● **OBJECTIVE**: From the records below, copy every line that contains the word "организаций".

----

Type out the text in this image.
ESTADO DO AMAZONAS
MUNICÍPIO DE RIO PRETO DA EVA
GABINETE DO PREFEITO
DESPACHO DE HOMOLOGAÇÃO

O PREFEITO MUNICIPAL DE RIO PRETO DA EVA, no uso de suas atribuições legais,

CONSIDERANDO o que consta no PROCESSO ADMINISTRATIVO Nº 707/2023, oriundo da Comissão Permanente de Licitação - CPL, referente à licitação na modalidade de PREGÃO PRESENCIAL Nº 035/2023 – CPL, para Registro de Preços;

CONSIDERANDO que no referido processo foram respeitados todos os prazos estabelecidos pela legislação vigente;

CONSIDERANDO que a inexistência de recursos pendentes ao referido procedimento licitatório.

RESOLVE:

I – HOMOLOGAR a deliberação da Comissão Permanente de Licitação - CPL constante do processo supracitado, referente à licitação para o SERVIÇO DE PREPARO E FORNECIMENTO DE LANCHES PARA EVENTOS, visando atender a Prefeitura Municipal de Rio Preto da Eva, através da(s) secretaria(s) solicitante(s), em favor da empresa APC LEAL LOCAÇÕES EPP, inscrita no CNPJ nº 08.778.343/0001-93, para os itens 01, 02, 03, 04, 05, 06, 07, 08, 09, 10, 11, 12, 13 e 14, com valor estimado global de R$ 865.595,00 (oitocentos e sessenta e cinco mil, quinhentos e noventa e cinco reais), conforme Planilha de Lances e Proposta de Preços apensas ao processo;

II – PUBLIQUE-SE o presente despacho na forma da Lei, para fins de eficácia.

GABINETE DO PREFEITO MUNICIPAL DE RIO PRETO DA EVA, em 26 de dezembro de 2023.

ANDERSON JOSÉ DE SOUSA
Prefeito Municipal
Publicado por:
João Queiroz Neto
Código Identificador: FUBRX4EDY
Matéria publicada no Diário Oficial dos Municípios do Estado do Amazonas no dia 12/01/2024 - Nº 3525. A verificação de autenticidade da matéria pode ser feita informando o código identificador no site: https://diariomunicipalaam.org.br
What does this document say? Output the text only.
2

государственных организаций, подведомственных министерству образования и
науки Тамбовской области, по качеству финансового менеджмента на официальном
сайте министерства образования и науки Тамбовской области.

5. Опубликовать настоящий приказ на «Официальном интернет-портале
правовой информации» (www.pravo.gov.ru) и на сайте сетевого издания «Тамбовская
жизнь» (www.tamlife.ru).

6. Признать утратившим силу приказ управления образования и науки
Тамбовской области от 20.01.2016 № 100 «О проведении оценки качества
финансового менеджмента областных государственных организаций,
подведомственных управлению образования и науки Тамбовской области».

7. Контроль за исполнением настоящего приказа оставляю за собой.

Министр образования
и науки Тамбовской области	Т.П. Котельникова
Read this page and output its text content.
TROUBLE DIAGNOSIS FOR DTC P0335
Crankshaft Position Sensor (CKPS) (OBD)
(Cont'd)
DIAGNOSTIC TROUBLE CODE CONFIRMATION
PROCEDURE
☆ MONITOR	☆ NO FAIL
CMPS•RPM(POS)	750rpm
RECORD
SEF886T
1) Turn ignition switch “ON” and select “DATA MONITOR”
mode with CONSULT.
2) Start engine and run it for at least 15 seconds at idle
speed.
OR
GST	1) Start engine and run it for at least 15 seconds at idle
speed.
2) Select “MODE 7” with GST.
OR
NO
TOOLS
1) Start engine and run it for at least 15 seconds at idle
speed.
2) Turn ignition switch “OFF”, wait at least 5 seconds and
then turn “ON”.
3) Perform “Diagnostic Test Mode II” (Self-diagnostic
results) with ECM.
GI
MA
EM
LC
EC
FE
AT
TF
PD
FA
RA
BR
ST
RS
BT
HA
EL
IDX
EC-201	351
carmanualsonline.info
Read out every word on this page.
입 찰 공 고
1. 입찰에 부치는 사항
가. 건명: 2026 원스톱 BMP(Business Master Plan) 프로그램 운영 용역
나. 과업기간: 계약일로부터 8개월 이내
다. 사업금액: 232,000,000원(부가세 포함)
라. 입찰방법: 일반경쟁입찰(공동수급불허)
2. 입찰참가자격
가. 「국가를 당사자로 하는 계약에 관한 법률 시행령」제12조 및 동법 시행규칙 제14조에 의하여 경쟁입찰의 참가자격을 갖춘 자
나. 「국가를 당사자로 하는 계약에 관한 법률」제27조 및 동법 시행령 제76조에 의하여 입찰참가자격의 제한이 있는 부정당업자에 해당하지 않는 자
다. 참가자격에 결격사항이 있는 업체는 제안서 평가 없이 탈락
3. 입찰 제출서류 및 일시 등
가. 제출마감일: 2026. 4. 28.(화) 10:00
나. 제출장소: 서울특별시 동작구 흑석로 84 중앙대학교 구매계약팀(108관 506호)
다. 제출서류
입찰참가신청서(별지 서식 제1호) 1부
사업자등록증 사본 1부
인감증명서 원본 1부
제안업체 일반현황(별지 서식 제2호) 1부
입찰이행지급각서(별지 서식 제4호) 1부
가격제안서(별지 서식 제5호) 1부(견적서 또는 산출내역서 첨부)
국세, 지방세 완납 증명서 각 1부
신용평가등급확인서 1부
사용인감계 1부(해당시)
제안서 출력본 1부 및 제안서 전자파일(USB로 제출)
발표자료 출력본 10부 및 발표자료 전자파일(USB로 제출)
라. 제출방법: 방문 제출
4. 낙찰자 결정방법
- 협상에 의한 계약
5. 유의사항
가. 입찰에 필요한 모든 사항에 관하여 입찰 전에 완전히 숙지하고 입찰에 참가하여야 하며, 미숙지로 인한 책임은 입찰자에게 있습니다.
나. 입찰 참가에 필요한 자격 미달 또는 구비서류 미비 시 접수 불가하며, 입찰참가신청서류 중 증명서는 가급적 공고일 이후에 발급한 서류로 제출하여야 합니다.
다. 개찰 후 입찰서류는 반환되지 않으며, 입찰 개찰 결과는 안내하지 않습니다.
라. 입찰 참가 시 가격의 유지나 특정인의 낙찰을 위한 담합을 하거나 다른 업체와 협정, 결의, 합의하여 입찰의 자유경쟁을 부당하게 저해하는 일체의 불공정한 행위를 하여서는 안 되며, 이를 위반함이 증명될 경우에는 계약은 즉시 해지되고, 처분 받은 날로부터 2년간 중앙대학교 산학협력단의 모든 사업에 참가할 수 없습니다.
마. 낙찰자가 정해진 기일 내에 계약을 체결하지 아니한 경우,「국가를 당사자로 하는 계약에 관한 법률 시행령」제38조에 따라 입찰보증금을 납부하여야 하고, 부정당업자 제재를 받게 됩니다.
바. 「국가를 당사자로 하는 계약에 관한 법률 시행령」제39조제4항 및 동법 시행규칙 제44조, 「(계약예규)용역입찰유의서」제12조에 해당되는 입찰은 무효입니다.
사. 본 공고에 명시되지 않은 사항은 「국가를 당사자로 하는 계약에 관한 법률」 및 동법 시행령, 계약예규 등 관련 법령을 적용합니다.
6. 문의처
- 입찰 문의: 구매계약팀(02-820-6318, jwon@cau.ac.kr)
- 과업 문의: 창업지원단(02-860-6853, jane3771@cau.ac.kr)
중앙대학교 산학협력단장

----

● **SOLUTION FOR THIS TASK**:
государственных организаций, подведомственных министерству образования и
финансового менеджмента областных государственных организаций,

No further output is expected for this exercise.